Every line holding the string "from" should be gathered.

[Stored entries]
start

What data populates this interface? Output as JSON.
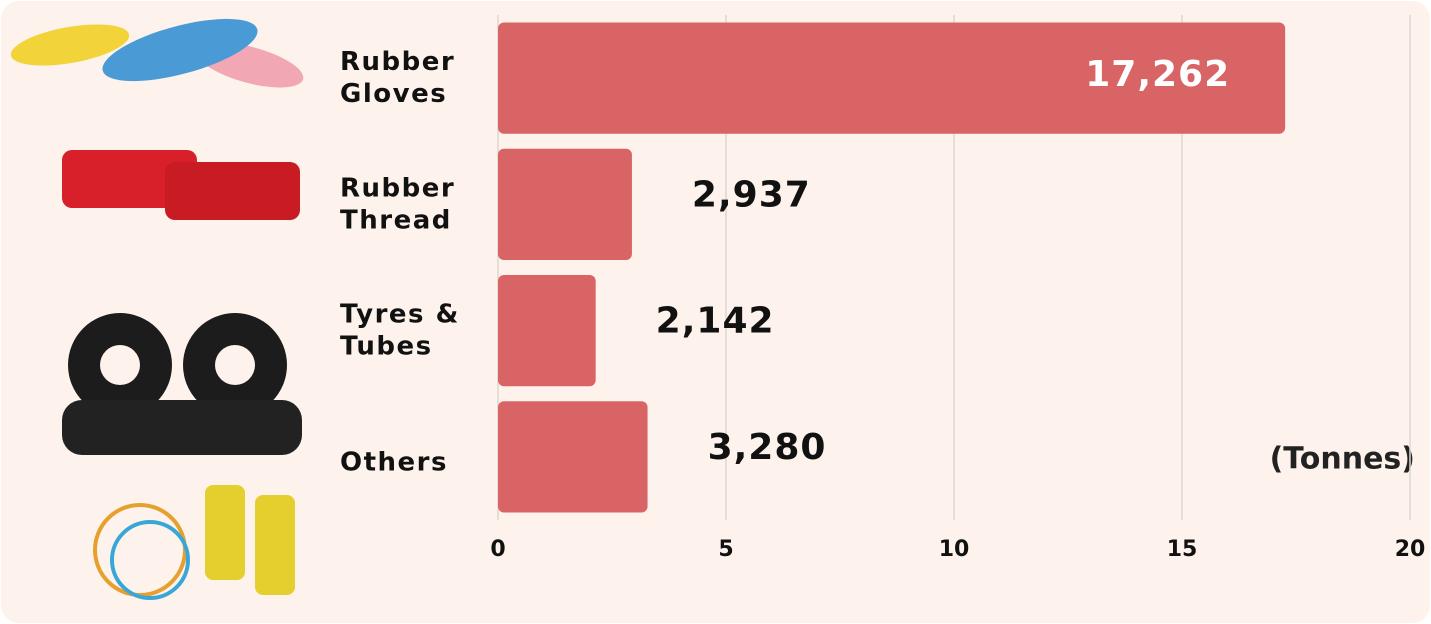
{
  "chart_data": {
    "type": "bar",
    "orientation": "horizontal",
    "categories": [
      "Rubber Gloves",
      "Rubber Thread",
      "Tyres & Tubes",
      "Others"
    ],
    "values": [
      17.262,
      2.937,
      2.142,
      3.28
    ],
    "value_labels": [
      "17,262",
      "2,937",
      "2,142",
      "3,280"
    ],
    "color": "#d96465",
    "xlim": [
      0,
      20
    ],
    "xticks": [
      0,
      5,
      10,
      15,
      20
    ],
    "grid": true,
    "annotation": "(Tonnes)"
  }
}
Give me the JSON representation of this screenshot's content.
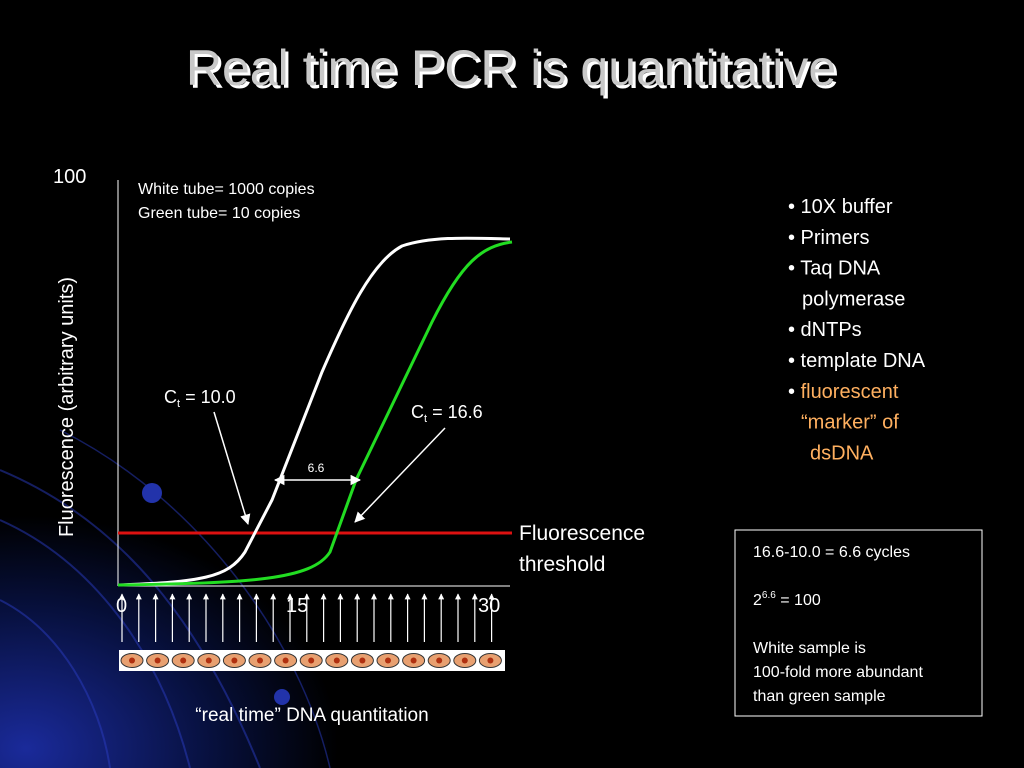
{
  "title": "Real time PCR is quantitative",
  "graph": {
    "y_top": "100",
    "y_axis_label": "Fluorescence (arbitrary units)",
    "x_ticks": [
      "0",
      "15",
      "30"
    ],
    "legend": [
      "White tube= 1000 copies",
      "Green tube= 10 copies"
    ],
    "ct_white": {
      "symbol": "C",
      "sub": "t",
      "rest": " = 10.0"
    },
    "ct_green": {
      "symbol": "C",
      "sub": "t",
      "rest": " = 16.6"
    },
    "gap": "6.6",
    "threshold_label": [
      "Fluorescence",
      "threshold"
    ],
    "caption": "“real time” DNA quantitation"
  },
  "bullets": [
    {
      "text": "• 10X buffer",
      "color": "#ffffff",
      "indent": 0
    },
    {
      "text": "• Primers",
      "color": "#ffffff",
      "indent": 0
    },
    {
      "text": "• Taq DNA",
      "color": "#ffffff",
      "indent": 0
    },
    {
      "text": "polymerase",
      "color": "#ffffff",
      "indent": 14
    },
    {
      "text": "• dNTPs",
      "color": "#ffffff",
      "indent": 0
    },
    {
      "text": "• template DNA",
      "color": "#ffffff",
      "indent": 0
    },
    {
      "text": "• fluorescent",
      "color": "#ffffff",
      "accent": "#ffb060",
      "indent": 0
    },
    {
      "text": "“marker” of",
      "color": "#ffb060",
      "indent": 13
    },
    {
      "text": "dsDNA",
      "color": "#ffb060",
      "indent": 22
    }
  ],
  "calc": {
    "line1": "16.6-10.0 = 6.6 cycles",
    "power": {
      "base": "2",
      "exp": "6.6",
      "rest": " = 100"
    },
    "lines": [
      "White sample is",
      "100-fold more abundant",
      "than green sample"
    ]
  }
}
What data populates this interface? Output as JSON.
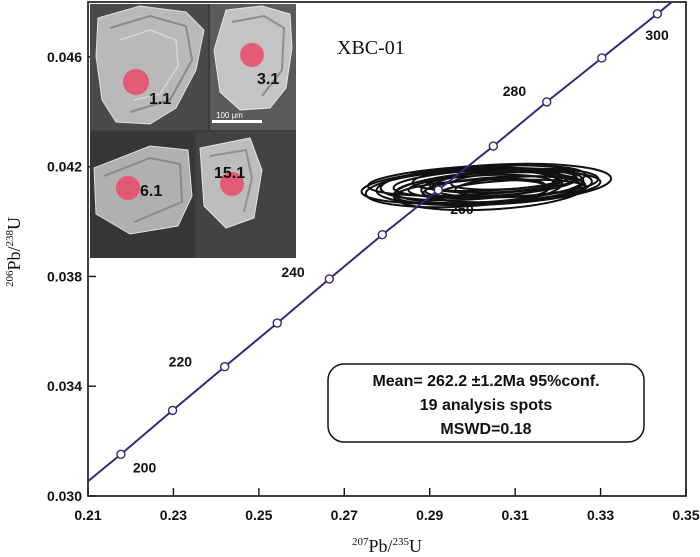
{
  "chart_data": {
    "type": "scatter",
    "title": "",
    "sample_name": "XBC-01",
    "xlabel": {
      "sup": "207",
      "element": "Pb",
      "denominator_sup": "235",
      "denominator_element": "U"
    },
    "ylabel": {
      "sup": "206",
      "element": "Pb",
      "denominator_sup": "238",
      "denominator_element": "U"
    },
    "xlim": [
      0.21,
      0.35
    ],
    "ylim": [
      0.03,
      0.048
    ],
    "x_ticks": [
      0.21,
      0.23,
      0.25,
      0.27,
      0.29,
      0.31,
      0.33,
      0.35
    ],
    "x_tick_labels": [
      "0.21",
      "0.23",
      "0.25",
      "0.27",
      "0.29",
      "0.31",
      "0.33",
      "0.35"
    ],
    "y_ticks": [
      0.03,
      0.034,
      0.038,
      0.042,
      0.046
    ],
    "y_tick_labels": [
      "0.030",
      "0.034",
      "0.038",
      "0.042",
      "0.046"
    ],
    "concordia": {
      "color": "#2e2a80",
      "ages_ma": [
        200,
        210,
        220,
        230,
        240,
        250,
        260,
        270,
        280,
        290,
        300
      ],
      "points": [
        {
          "age": 200,
          "x": 0.2177,
          "y": 0.03152
        },
        {
          "age": 210,
          "x": 0.2298,
          "y": 0.03312
        },
        {
          "age": 220,
          "x": 0.242,
          "y": 0.03471
        },
        {
          "age": 230,
          "x": 0.2543,
          "y": 0.0363
        },
        {
          "age": 240,
          "x": 0.2665,
          "y": 0.03791
        },
        {
          "age": 250,
          "x": 0.2789,
          "y": 0.03952
        },
        {
          "age": 260,
          "x": 0.292,
          "y": 0.04115
        },
        {
          "age": 270,
          "x": 0.3049,
          "y": 0.04275
        },
        {
          "age": 280,
          "x": 0.3174,
          "y": 0.04436
        },
        {
          "age": 290,
          "x": 0.3303,
          "y": 0.04596
        },
        {
          "age": 300,
          "x": 0.3433,
          "y": 0.04757
        }
      ],
      "age_labels": [
        "200",
        "220",
        "240",
        "260",
        "280",
        "300"
      ]
    },
    "ellipses_color": "#111111",
    "ellipses": [
      {
        "cx": 0.3,
        "cy": 0.0413,
        "rx": 0.026,
        "ry": 0.00062
      },
      {
        "cx": 0.305,
        "cy": 0.04135,
        "rx": 0.0275,
        "ry": 0.00072
      },
      {
        "cx": 0.306,
        "cy": 0.04125,
        "rx": 0.024,
        "ry": 0.00055
      },
      {
        "cx": 0.298,
        "cy": 0.0412,
        "rx": 0.023,
        "ry": 0.00065
      },
      {
        "cx": 0.303,
        "cy": 0.0414,
        "rx": 0.0215,
        "ry": 0.00048
      },
      {
        "cx": 0.308,
        "cy": 0.0413,
        "rx": 0.02,
        "ry": 0.0006
      },
      {
        "cx": 0.301,
        "cy": 0.0415,
        "rx": 0.0255,
        "ry": 0.00052
      },
      {
        "cx": 0.304,
        "cy": 0.04112,
        "rx": 0.0225,
        "ry": 0.00068
      },
      {
        "cx": 0.31,
        "cy": 0.0414,
        "rx": 0.0195,
        "ry": 0.0005
      },
      {
        "cx": 0.299,
        "cy": 0.04138,
        "rx": 0.0205,
        "ry": 0.00058
      },
      {
        "cx": 0.307,
        "cy": 0.04118,
        "rx": 0.0185,
        "ry": 0.00045
      },
      {
        "cx": 0.302,
        "cy": 0.04128,
        "rx": 0.017,
        "ry": 0.0004
      },
      {
        "cx": 0.306,
        "cy": 0.04145,
        "rx": 0.016,
        "ry": 0.00038
      },
      {
        "cx": 0.311,
        "cy": 0.04128,
        "rx": 0.015,
        "ry": 0.00035
      },
      {
        "cx": 0.3,
        "cy": 0.04108,
        "rx": 0.018,
        "ry": 0.00042
      },
      {
        "cx": 0.305,
        "cy": 0.04158,
        "rx": 0.019,
        "ry": 0.00044
      },
      {
        "cx": 0.309,
        "cy": 0.0411,
        "rx": 0.0175,
        "ry": 0.0004
      },
      {
        "cx": 0.303,
        "cy": 0.04122,
        "rx": 0.014,
        "ry": 0.00032
      },
      {
        "cx": 0.308,
        "cy": 0.04148,
        "rx": 0.013,
        "ry": 0.0003
      }
    ],
    "stats_box": {
      "line1": "Mean= 262.2 ±1.2Ma 95%conf.",
      "line2": "19 analysis spots",
      "line3": "MSWD=0.18"
    },
    "inset": {
      "grain_labels": [
        "1.1",
        "3.1",
        "6.1",
        "15.1"
      ],
      "scale_bar_label": "100  μm",
      "spot_color": "#e8506e"
    }
  }
}
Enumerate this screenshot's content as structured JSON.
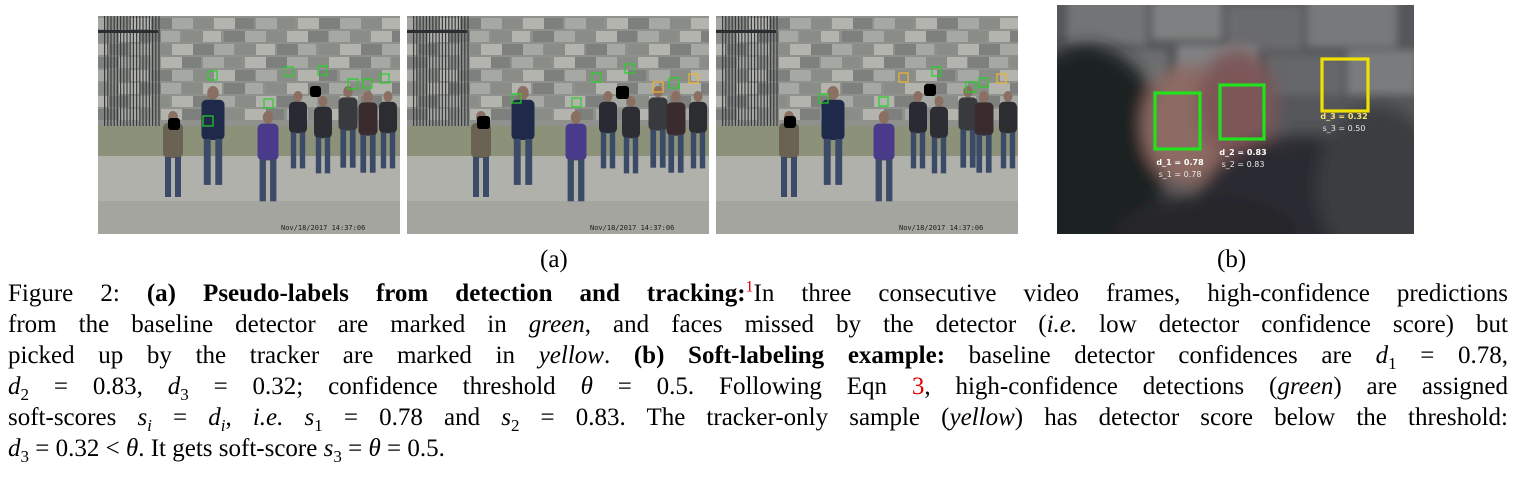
{
  "figure": {
    "panel_a": {
      "label": "(a)",
      "timestamp": "Nov/18/2017 14:37:06",
      "colors": {
        "green": "#22d322",
        "yellow": "#f2b62e",
        "black": "#000000"
      }
    },
    "panel_b": {
      "label": "(b)",
      "boxes": [
        {
          "d_label": "d_1 = 0.78",
          "s_label": "s_1 = 0.78",
          "color": "#22e21e"
        },
        {
          "d_label": "d_2 = 0.83",
          "s_label": "s_2 = 0.83",
          "color": "#22e21e"
        },
        {
          "d_label": "d_3 = 0.32",
          "s_label": "s_3 = 0.50",
          "color": "#f1e100"
        }
      ]
    }
  },
  "caption": {
    "prefix": "Figure 2: ",
    "a_head": "(a) Pseudo-labels from detection and tracking:",
    "footnote": "1",
    "l1_rest": "In three consecutive video frames, high-confidence predictions",
    "l2_a": "from the baseline detector are marked in ",
    "green": "green",
    "l2_b": ", and faces missed by the detector (",
    "ie": "i.e.",
    "l2_c": " low detector confidence score) but",
    "l3_a": "picked up by the tracker are marked in ",
    "yellow": "yellow",
    "l3_b": ".  ",
    "b_head": "(b) Soft-labeling example:",
    "l3_c": " baseline detector confidences are ",
    "d1": "d",
    "d1_sub": "1",
    "d1_val": " = 0.78,",
    "d2": "d",
    "d2_sub": "2",
    "d2_val": " = 0.83, ",
    "d3": "d",
    "d3_sub": "3",
    "d3_val": " = 0.32; confidence threshold ",
    "theta": "θ",
    "theta_val": " = 0.5.  Following Eqn ",
    "eqn": "3",
    "l4_b": ", high-confidence detections (",
    "green2": "green",
    "l4_c": ") are assigned",
    "l5_a": "soft-scores ",
    "si": "s",
    "si_sub": "i",
    "l5_eq": " = ",
    "di": "d",
    "di_sub": "i",
    "l5_b": ", ",
    "ie2": "i.e.",
    "l5_c": " ",
    "s1": "s",
    "s1_sub": "1",
    "l5_d": " = 0.78 and ",
    "s2": "s",
    "s2_sub": "2",
    "l5_e": " = 0.83. The tracker-only sample (",
    "yellow2": "yellow",
    "l5_f": ") has detector score below the threshold:",
    "d3b": "d",
    "d3b_sub": "3",
    "l6_a": " = 0.32 < ",
    "theta2": "θ",
    "l6_b": ". It gets soft-score ",
    "s3": "s",
    "s3_sub": "3",
    "l6_c": " = ",
    "theta3": "θ",
    "l6_d": " = 0.5."
  }
}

end

RESPONSE TO THIS TASK
    "a_head": "(a) Pseudo-labels from detection and tracking:",
    "l2_a": "from the baseline detector are marked in ",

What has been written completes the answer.